WHAT IS REQUIRED> Identify the lines that contain the word "fill", then copy them.

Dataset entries
--- begin ---

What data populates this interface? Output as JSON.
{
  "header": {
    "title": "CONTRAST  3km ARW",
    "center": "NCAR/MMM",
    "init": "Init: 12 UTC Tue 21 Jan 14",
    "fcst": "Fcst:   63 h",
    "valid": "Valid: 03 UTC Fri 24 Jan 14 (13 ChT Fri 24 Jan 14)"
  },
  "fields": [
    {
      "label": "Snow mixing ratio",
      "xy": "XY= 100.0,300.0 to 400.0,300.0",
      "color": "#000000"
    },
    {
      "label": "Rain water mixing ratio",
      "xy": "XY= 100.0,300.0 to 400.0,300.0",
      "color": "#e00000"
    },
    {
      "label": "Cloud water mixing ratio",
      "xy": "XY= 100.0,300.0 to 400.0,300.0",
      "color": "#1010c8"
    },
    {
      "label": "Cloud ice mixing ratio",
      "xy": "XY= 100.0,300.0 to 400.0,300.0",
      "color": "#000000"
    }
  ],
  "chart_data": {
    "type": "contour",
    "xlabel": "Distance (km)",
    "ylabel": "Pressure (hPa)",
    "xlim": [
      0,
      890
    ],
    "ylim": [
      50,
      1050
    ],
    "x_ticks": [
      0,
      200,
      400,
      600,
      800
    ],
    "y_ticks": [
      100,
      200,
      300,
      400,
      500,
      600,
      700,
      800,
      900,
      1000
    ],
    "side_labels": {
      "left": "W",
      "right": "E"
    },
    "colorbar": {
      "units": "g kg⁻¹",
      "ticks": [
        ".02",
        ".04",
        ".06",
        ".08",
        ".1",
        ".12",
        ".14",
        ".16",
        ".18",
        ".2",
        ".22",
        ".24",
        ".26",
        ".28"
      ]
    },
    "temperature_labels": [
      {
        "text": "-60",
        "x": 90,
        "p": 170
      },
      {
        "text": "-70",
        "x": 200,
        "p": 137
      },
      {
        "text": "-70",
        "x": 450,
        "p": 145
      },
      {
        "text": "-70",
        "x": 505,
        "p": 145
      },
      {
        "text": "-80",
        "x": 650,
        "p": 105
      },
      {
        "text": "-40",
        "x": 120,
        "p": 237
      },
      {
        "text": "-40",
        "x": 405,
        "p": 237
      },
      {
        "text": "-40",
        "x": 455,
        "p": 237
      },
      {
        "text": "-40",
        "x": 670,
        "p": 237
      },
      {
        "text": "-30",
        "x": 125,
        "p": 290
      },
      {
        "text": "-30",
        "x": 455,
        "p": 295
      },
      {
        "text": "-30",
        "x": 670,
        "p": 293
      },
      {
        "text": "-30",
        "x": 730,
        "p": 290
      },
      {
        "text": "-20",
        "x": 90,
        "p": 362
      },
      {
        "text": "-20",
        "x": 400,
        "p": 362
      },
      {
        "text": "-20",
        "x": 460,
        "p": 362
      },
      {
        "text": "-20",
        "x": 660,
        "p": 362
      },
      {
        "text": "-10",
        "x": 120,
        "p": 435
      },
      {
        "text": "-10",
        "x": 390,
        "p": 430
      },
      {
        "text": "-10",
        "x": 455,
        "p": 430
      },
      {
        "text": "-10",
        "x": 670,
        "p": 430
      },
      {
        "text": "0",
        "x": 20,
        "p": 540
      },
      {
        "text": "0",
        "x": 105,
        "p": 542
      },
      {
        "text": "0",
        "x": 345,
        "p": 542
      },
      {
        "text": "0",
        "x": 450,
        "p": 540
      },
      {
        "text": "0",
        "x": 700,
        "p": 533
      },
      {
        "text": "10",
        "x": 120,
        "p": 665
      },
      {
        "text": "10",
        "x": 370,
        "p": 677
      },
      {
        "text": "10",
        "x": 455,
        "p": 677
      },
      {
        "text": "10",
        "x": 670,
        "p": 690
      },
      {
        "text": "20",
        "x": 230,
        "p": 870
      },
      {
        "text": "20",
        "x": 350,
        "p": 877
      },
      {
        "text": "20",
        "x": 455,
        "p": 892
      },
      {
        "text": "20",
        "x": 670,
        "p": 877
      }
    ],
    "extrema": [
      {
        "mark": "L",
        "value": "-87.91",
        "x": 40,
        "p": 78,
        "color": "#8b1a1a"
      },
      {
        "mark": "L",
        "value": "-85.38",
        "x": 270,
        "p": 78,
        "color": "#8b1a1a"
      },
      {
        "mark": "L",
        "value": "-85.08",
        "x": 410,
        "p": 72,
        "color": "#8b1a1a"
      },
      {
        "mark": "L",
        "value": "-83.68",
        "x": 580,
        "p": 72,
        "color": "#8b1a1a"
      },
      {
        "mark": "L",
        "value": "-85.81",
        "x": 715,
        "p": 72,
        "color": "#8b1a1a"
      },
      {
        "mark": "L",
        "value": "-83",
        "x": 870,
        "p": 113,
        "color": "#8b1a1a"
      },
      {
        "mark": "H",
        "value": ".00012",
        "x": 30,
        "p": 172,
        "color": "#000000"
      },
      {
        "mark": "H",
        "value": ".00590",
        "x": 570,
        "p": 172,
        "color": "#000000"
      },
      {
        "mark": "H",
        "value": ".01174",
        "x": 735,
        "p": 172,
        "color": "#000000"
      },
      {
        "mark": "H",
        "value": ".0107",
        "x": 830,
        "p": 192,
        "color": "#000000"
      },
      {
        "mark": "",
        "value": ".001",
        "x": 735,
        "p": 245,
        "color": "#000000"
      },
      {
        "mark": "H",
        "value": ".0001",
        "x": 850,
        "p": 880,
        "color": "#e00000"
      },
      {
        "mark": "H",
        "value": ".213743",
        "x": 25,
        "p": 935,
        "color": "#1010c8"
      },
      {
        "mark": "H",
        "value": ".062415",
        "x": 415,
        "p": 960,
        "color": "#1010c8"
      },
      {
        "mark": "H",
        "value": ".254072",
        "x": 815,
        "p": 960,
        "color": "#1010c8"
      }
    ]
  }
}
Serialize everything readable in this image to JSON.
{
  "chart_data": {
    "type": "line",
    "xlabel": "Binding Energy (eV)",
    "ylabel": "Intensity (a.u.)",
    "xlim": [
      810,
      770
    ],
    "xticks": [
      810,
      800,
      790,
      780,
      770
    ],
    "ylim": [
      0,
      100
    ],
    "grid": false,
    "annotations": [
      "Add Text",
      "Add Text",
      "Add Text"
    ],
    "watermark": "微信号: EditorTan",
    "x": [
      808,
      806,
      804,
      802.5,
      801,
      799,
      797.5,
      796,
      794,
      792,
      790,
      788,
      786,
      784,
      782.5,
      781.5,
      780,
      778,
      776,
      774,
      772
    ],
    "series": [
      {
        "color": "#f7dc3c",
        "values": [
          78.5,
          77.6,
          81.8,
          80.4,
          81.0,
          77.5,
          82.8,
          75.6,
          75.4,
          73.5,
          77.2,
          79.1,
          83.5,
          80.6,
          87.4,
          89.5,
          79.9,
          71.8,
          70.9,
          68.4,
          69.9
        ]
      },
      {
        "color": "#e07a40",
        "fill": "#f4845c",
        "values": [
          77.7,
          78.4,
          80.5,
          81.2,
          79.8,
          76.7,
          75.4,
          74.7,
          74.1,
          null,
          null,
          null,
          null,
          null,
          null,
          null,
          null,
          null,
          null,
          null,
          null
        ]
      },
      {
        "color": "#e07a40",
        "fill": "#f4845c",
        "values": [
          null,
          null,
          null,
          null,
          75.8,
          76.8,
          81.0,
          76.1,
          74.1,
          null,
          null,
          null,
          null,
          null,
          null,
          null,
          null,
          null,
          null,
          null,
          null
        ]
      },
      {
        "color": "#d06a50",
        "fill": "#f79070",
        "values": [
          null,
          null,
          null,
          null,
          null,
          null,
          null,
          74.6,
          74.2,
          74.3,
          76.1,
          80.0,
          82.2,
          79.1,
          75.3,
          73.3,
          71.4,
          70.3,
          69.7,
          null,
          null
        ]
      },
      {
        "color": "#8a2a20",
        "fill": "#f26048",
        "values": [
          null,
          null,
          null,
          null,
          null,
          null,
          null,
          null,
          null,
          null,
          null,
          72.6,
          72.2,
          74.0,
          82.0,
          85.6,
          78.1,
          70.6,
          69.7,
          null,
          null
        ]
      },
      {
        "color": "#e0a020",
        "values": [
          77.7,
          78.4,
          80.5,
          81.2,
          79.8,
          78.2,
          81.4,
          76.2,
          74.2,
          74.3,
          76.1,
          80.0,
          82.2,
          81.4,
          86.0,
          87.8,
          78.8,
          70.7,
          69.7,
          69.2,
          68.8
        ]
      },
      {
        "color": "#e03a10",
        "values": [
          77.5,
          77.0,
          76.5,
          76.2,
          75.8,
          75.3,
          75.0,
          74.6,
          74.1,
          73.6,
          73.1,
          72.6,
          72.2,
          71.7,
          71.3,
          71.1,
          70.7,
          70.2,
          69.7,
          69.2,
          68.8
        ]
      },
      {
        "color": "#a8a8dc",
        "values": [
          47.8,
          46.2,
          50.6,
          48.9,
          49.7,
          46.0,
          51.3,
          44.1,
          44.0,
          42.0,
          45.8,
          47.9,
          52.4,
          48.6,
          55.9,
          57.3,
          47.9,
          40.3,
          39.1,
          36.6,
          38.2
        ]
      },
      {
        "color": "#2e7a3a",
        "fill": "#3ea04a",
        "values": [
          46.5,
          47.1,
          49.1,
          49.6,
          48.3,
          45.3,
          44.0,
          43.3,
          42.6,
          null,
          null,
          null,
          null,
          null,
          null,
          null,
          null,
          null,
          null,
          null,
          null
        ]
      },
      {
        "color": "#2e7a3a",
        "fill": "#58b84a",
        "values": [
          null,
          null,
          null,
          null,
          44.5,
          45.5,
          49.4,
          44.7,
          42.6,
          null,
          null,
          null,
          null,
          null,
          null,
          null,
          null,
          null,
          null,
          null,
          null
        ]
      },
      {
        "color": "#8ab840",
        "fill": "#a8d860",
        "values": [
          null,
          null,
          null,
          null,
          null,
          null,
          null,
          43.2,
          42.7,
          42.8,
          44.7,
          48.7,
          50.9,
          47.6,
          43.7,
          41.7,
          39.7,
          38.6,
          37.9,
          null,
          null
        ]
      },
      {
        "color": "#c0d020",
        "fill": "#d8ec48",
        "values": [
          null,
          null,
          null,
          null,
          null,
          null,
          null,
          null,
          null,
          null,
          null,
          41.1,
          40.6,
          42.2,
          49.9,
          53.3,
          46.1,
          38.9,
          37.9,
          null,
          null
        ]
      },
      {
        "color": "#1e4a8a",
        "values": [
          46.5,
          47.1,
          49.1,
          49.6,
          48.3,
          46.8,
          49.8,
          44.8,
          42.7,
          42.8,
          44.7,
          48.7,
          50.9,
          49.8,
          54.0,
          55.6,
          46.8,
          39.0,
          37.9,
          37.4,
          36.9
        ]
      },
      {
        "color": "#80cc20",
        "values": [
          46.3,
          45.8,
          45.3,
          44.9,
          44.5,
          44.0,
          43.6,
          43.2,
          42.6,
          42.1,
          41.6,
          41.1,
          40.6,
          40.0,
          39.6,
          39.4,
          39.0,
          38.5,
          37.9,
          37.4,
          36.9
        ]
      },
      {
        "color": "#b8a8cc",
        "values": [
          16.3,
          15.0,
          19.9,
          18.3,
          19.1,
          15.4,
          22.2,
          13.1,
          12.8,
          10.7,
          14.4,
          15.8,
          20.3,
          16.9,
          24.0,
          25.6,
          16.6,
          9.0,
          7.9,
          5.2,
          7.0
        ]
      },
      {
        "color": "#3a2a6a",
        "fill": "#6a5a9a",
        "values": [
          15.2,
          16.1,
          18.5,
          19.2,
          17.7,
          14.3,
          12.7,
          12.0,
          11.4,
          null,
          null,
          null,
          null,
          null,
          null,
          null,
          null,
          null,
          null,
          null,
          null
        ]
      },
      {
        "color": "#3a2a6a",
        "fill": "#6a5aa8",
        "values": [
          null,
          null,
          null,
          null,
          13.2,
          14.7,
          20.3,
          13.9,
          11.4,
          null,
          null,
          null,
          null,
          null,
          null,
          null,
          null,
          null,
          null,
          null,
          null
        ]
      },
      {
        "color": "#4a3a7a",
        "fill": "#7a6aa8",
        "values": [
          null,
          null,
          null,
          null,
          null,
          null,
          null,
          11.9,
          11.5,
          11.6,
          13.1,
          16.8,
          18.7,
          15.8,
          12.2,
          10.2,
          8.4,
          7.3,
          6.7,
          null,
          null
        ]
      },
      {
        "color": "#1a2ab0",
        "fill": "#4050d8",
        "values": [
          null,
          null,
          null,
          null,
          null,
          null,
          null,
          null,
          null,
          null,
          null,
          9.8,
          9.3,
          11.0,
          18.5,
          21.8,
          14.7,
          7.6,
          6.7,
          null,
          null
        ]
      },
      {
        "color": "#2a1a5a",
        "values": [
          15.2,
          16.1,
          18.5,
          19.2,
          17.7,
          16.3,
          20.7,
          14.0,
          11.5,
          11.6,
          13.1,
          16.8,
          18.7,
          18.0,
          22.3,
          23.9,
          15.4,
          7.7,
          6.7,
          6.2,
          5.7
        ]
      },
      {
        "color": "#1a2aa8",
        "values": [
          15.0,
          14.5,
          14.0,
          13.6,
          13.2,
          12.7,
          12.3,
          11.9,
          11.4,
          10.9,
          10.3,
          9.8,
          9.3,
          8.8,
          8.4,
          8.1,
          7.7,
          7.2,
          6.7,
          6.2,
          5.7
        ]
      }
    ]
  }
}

--- end ---

SOLVED PROBLEM>
        "fill": "#f4845c",
        "fill": "#f4845c",
        "fill": "#f79070",
        "fill": "#f26048",
        "fill": "#3ea04a",
        "fill": "#58b84a",
        "fill": "#a8d860",
        "fill": "#d8ec48",
        "fill": "#6a5a9a",
        "fill": "#6a5aa8",
        "fill": "#7a6aa8",
        "fill": "#4050d8",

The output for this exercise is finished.